## Task description
Looking through the listing, how many of its lines hold the word "attorney"? Answer with only the number.

:: Information provided ::

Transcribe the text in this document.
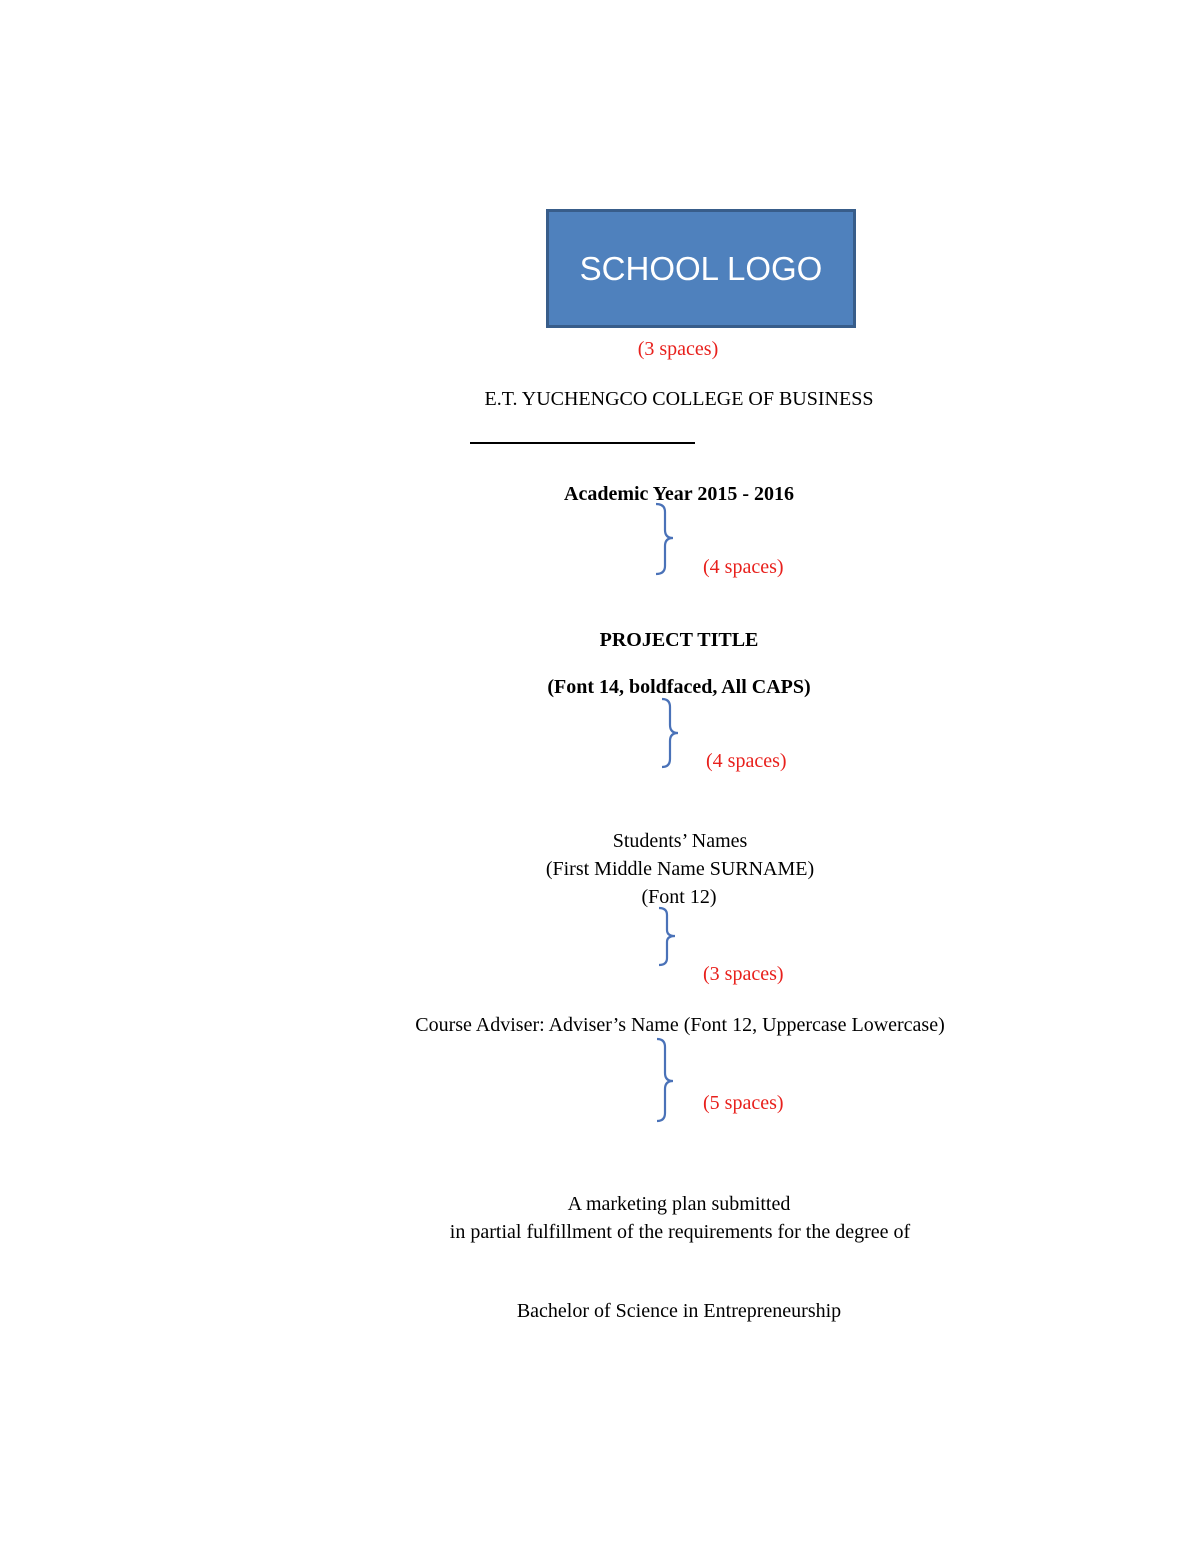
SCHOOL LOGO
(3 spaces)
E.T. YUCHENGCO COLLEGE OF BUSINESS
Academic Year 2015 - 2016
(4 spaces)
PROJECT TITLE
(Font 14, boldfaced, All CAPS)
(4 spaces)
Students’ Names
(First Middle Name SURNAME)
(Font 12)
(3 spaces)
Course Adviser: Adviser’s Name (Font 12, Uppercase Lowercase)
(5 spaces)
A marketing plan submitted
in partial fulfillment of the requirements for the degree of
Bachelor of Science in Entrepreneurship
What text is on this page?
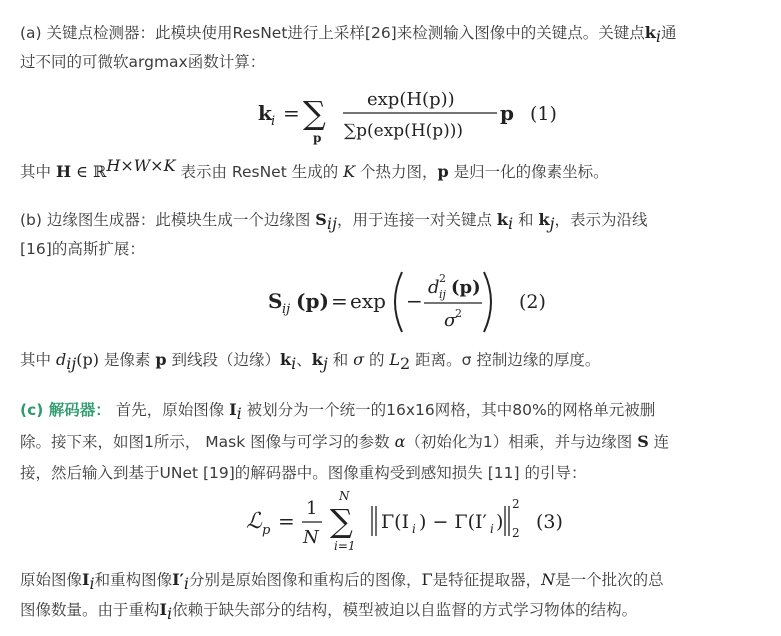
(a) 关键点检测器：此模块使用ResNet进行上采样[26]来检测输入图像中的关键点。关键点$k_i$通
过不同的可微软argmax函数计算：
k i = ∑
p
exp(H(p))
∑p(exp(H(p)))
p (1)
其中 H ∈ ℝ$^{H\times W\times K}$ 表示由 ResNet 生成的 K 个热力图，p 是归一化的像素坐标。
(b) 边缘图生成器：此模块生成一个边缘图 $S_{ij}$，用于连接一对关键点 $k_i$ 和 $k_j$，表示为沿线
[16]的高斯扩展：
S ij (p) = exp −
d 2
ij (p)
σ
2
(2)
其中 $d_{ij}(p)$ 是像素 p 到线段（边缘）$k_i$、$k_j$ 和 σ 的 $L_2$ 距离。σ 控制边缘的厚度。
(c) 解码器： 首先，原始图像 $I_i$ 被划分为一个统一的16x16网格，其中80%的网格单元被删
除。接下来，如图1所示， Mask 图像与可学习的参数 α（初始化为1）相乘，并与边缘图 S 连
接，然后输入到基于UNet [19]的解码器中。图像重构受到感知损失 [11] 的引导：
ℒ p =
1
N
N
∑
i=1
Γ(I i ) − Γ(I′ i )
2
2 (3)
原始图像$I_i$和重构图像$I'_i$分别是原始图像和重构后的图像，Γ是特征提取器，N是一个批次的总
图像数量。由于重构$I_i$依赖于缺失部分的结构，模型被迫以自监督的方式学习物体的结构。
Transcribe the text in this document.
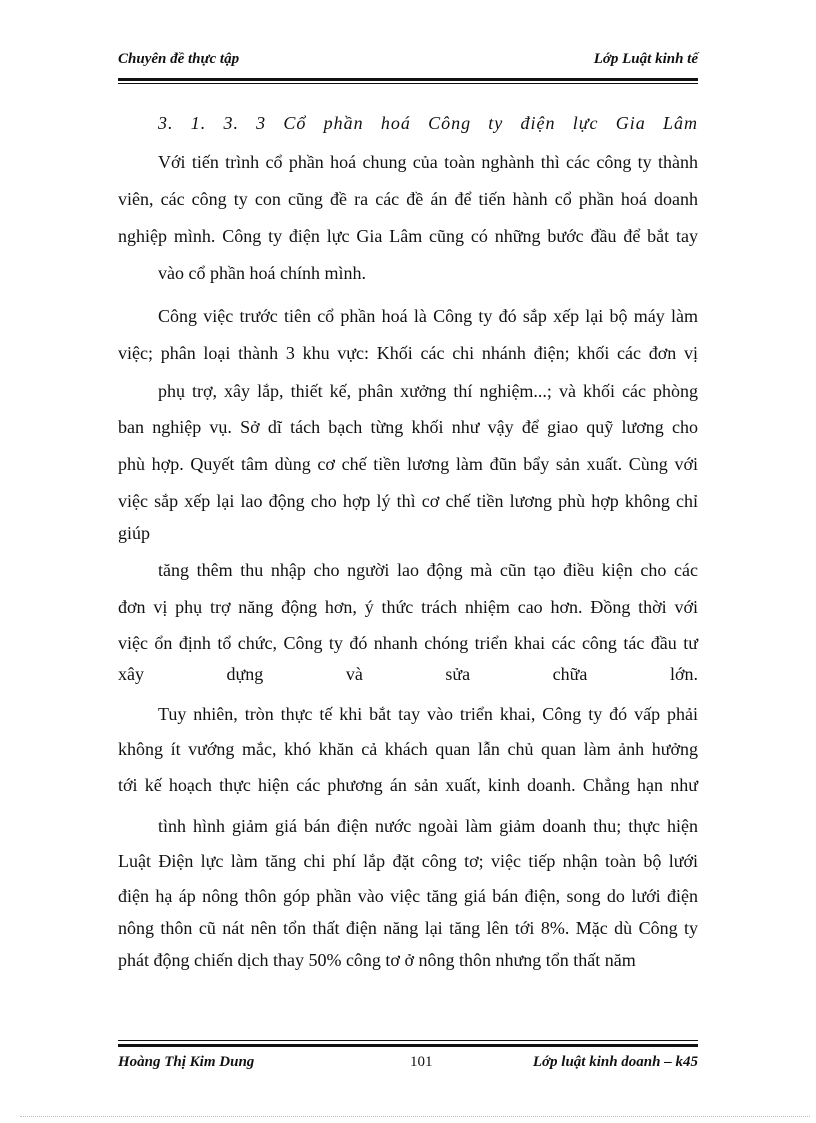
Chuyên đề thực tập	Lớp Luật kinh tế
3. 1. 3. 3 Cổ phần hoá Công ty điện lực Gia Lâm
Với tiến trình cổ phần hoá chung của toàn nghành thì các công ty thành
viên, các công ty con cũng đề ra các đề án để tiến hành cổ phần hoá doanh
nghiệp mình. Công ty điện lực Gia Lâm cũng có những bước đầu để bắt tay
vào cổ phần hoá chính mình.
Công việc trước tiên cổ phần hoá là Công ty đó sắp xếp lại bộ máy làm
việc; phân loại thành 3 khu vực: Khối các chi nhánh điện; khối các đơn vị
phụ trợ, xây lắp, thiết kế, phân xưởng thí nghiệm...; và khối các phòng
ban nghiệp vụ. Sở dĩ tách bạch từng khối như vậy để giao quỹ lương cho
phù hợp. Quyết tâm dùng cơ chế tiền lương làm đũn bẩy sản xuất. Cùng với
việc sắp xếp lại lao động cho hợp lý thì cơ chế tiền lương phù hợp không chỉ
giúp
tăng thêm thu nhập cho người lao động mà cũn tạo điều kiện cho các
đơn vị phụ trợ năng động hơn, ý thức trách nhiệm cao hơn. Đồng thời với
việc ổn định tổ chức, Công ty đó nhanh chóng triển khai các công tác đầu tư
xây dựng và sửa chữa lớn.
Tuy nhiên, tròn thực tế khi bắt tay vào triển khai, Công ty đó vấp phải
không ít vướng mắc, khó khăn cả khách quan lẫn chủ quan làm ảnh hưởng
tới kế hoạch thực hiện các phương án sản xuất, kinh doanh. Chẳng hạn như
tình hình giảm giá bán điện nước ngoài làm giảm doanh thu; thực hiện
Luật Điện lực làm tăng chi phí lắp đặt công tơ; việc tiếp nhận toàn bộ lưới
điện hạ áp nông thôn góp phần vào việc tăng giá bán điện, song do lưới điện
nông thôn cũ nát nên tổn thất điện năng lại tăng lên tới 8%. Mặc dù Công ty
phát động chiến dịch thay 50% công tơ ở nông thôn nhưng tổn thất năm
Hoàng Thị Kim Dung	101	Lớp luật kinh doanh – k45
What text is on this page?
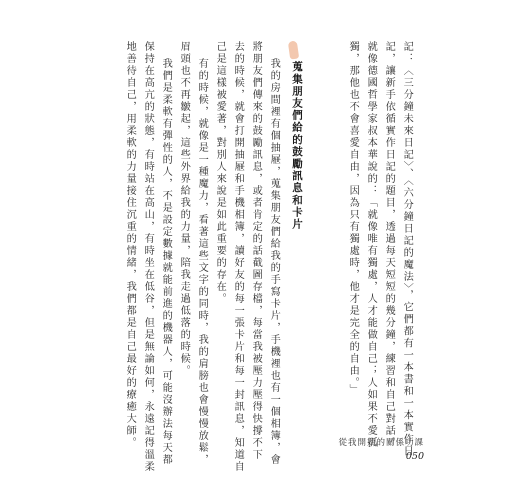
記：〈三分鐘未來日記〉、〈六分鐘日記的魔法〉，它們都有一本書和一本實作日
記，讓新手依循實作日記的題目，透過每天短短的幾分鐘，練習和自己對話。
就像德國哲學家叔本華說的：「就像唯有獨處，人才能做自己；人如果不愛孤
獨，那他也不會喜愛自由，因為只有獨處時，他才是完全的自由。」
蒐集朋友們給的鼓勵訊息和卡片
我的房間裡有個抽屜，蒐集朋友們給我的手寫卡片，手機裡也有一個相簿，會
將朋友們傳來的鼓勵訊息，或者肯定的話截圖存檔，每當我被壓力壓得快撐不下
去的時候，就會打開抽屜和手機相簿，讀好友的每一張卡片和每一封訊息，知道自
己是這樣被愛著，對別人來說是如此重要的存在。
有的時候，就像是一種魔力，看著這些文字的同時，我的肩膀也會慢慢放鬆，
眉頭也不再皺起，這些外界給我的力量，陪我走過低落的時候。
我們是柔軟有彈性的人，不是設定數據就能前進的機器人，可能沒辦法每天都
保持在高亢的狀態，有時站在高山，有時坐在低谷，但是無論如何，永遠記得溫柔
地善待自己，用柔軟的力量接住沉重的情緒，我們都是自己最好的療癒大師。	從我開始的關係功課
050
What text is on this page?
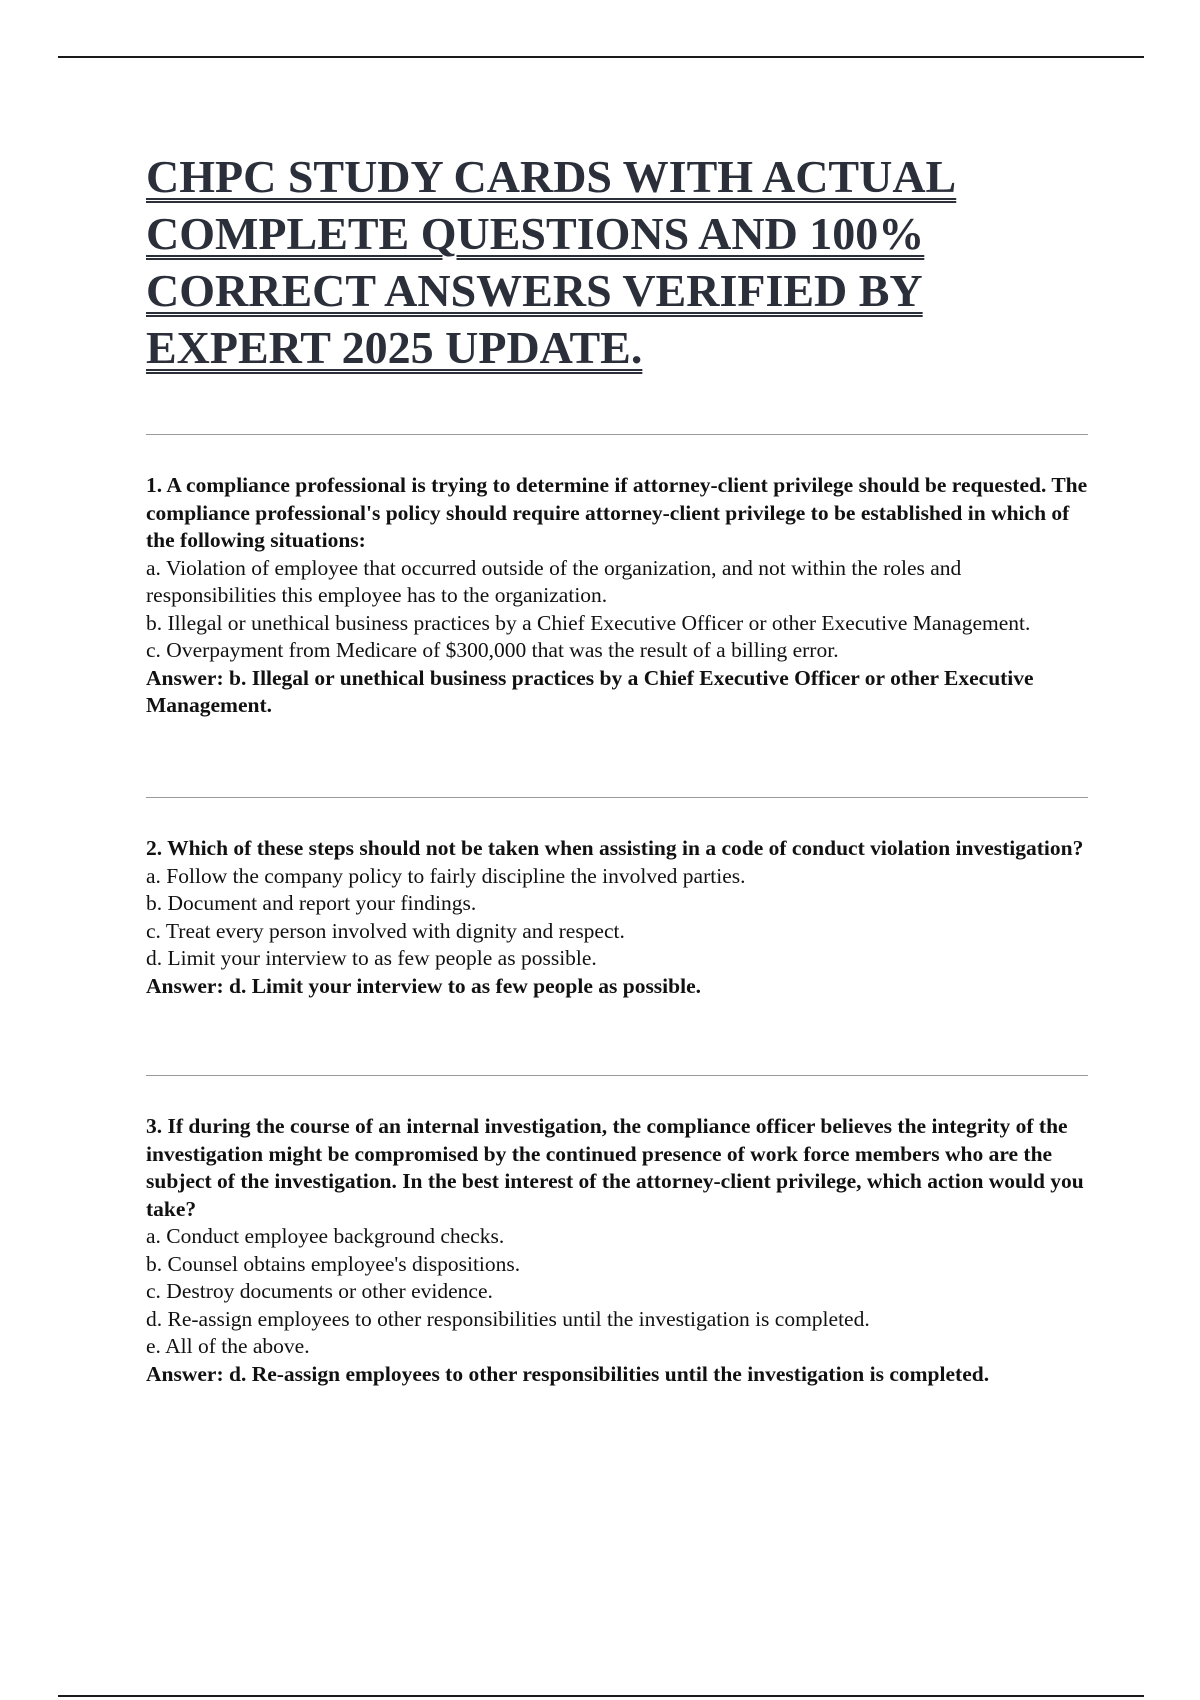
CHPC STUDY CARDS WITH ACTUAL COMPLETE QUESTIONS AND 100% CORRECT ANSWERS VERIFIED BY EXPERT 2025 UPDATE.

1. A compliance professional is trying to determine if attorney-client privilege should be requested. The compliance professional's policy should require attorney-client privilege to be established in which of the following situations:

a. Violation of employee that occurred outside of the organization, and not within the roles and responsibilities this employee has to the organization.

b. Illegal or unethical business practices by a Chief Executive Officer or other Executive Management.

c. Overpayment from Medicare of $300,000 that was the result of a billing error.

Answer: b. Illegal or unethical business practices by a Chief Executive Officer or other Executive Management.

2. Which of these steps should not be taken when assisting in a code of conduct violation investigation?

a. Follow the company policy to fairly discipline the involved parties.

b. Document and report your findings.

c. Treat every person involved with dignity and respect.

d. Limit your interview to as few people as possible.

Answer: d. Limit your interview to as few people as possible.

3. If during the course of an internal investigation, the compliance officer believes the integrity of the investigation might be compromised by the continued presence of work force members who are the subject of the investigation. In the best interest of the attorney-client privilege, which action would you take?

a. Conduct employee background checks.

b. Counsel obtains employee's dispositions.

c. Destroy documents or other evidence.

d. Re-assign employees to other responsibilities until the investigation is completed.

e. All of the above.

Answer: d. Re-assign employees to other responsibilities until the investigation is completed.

:::

## Answer to the task
2